Data records
-=-=-

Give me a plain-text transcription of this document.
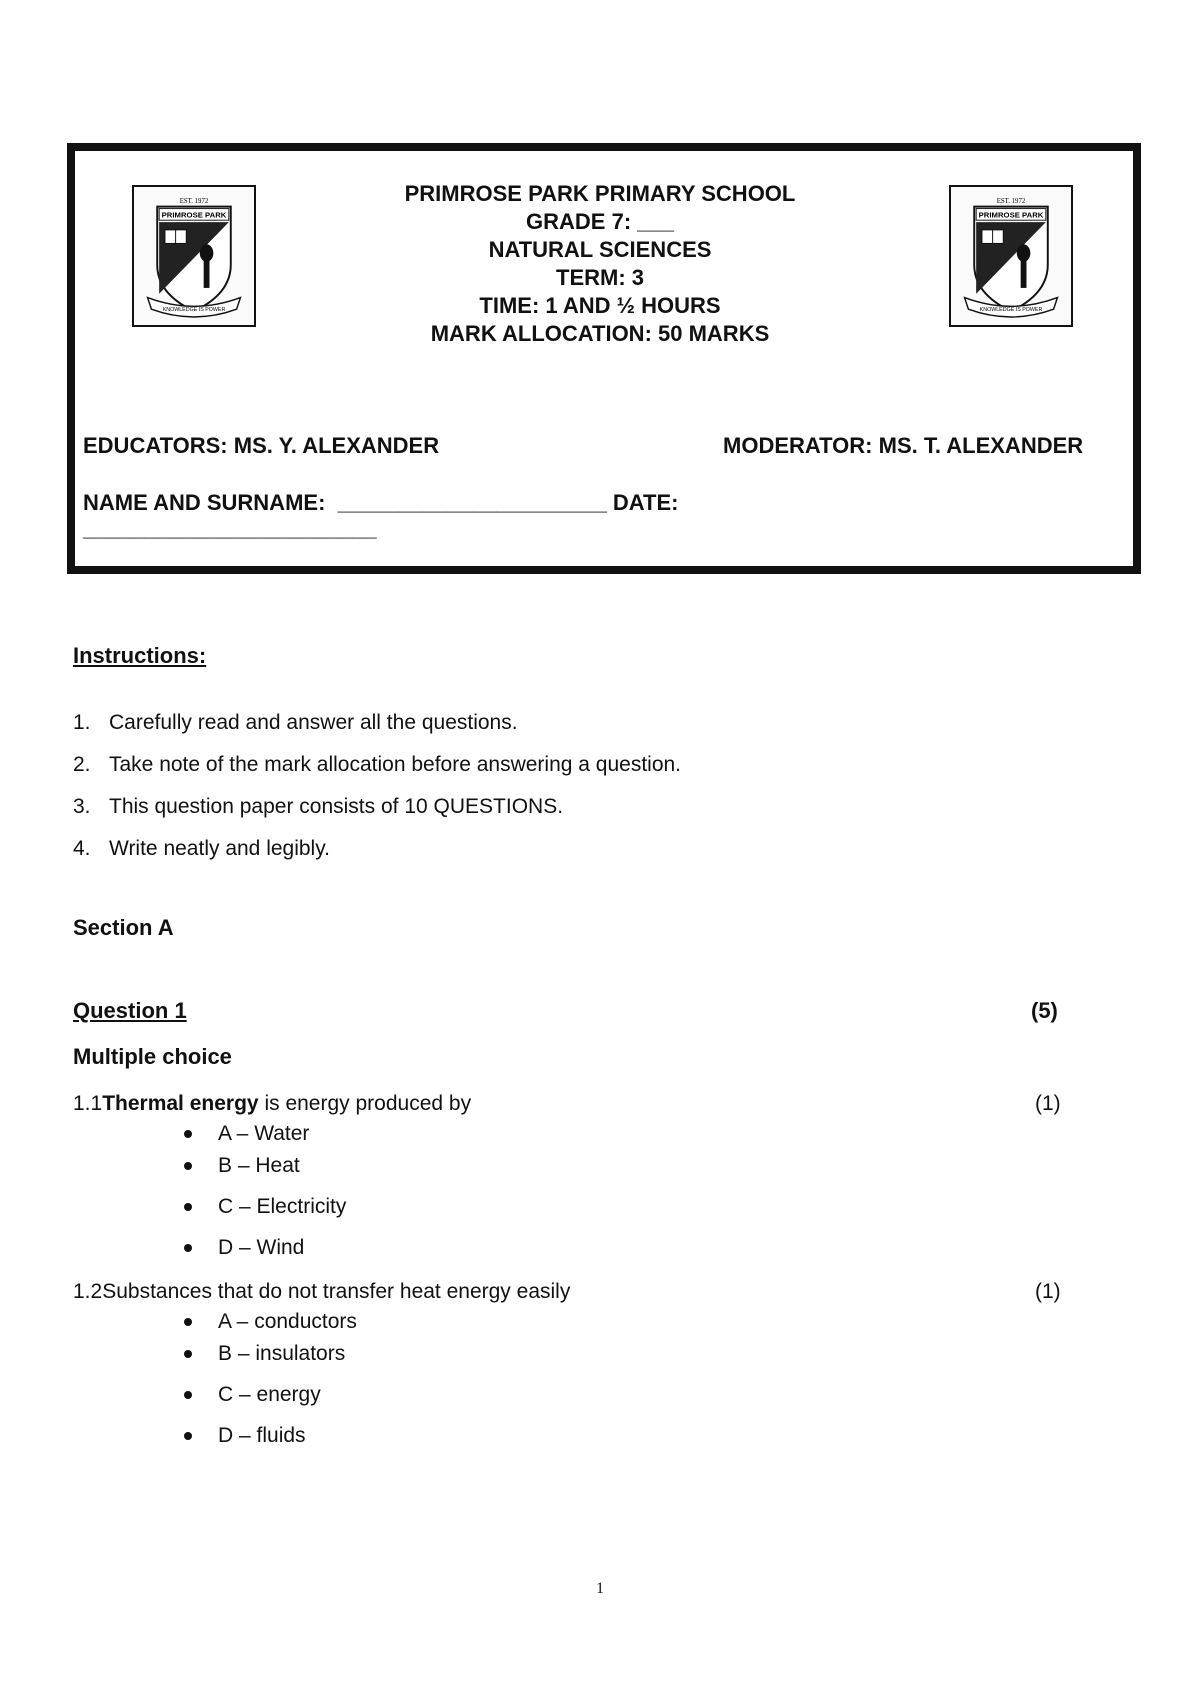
EST. 1972
PRIMROSE PARK
KNOWLEDGE IS POWER
EST. 1972
PRIMROSE PARK
KNOWLEDGE IS POWER
PRIMROSE PARK PRIMARY SCHOOL
GRADE 7: ___
NATURAL SCIENCES
TERM: 3
TIME: 1 AND ½ HOURS
MARK ALLOCATION: 50 MARKS
EDUCATORS: MS. Y. ALEXANDER	MODERATOR: MS. T. ALEXANDER
NAME AND SURNAME:  ______________________ DATE:
________________________
Instructions:
1. Carefully read and answer all the questions.
2. Take note of the mark allocation before answering a question.
3. This question paper consists of 10 QUESTIONS.
4. Write neatly and legibly.
Section A
Question 1	(5)
Multiple choice
1.1Thermal energy is energy produced by	(1)
A – Water
B – Heat
C – Electricity
D – Wind
1.2Substances that do not transfer heat energy easily	(1)
A – conductors
B – insulators
C – energy
D – fluids
1
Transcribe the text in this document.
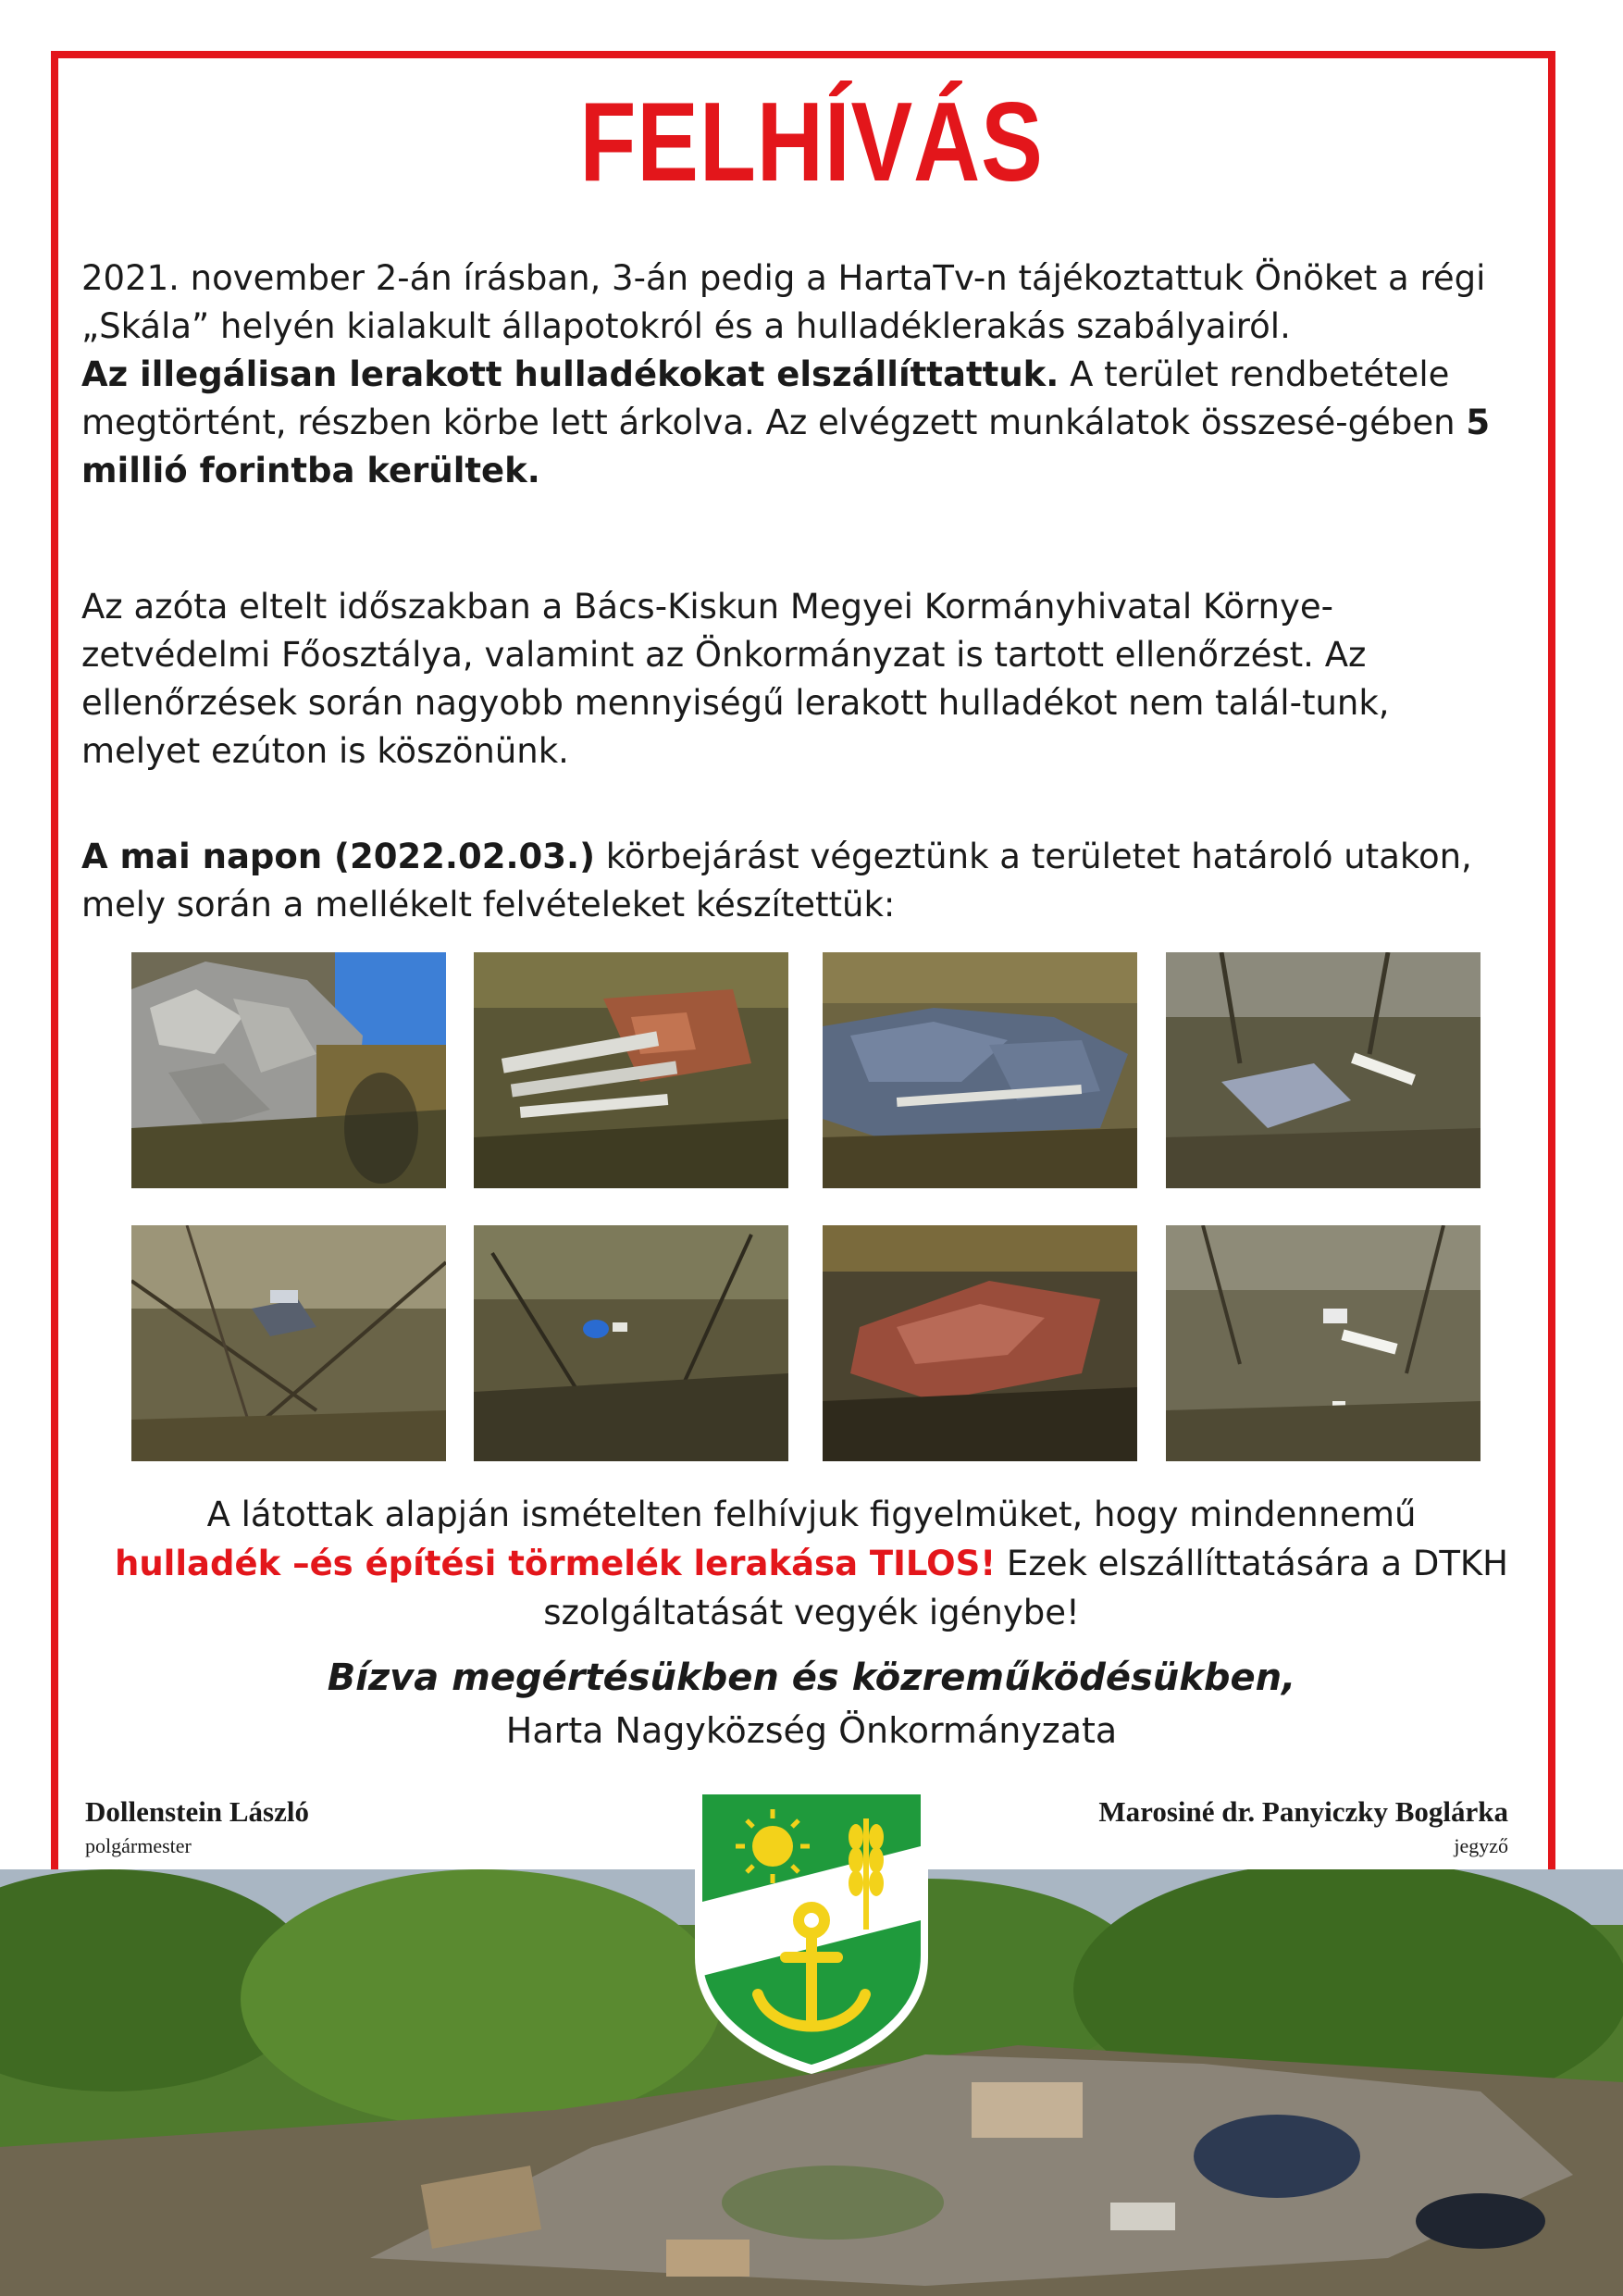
FELHÍVÁS
2021. november 2-án írásban, 3-án pedig a HartaTv-n tájékoztattuk Önöket a régi „Skála” helyén kialakult állapotokról és a hulladéklerakás szabályairól.
Az illegálisan lerakott hulladékokat elszállíttattuk. A terület rendbetétele megtörtént, részben körbe lett árkolva. Az elvégzett munkálatok összesé-gében 5 millió forintba kerültek.
Az azóta eltelt időszakban a Bács-Kiskun Megyei Kormányhivatal Környe-zetvédelmi Főosztálya, valamint az Önkormányzat is tartott ellenőrzést. Az ellenőrzések során nagyobb mennyiségű lerakott hulladékot nem talál-tunk, melyet ezúton is köszönünk.
A mai napon (2022.02.03.) körbejárást végeztünk a területet határoló utakon, mely során a mellékelt felvételeket készítettük:
A látottak alapján ismételten felhívjuk figyelmüket, hogy mindennemű
hulladék –és építési törmelék lerakása TILOS! Ezek elszállíttatására a DTKH szolgáltatását vegyék igénybe!
Bízva megértésükben és közreműködésükben,
Harta Nagyközség Önkormányzata
Dollenstein László
polgármester
Marosiné dr. Panyiczky Boglárka
jegyző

-=-=-

◆ **THE REQUEST**: Within the data above, pick out all lines holding the word "során".

◆ **FINAL RESULT**:
Az azóta eltelt időszakban a Bács-Kiskun Megyei Kormányhivatal Környe-zetvédelmi Főosztálya, valamint az Önkormányzat is tartott ellenőrzést. Az ellenőrzések során nagyobb mennyiségű lerakott hulladékot nem talál-tunk, melyet ezúton is köszönünk.
A mai napon (2022.02.03.) körbejárást végeztünk a területet határoló utakon, mely során a mellékelt felvételeket készítettük:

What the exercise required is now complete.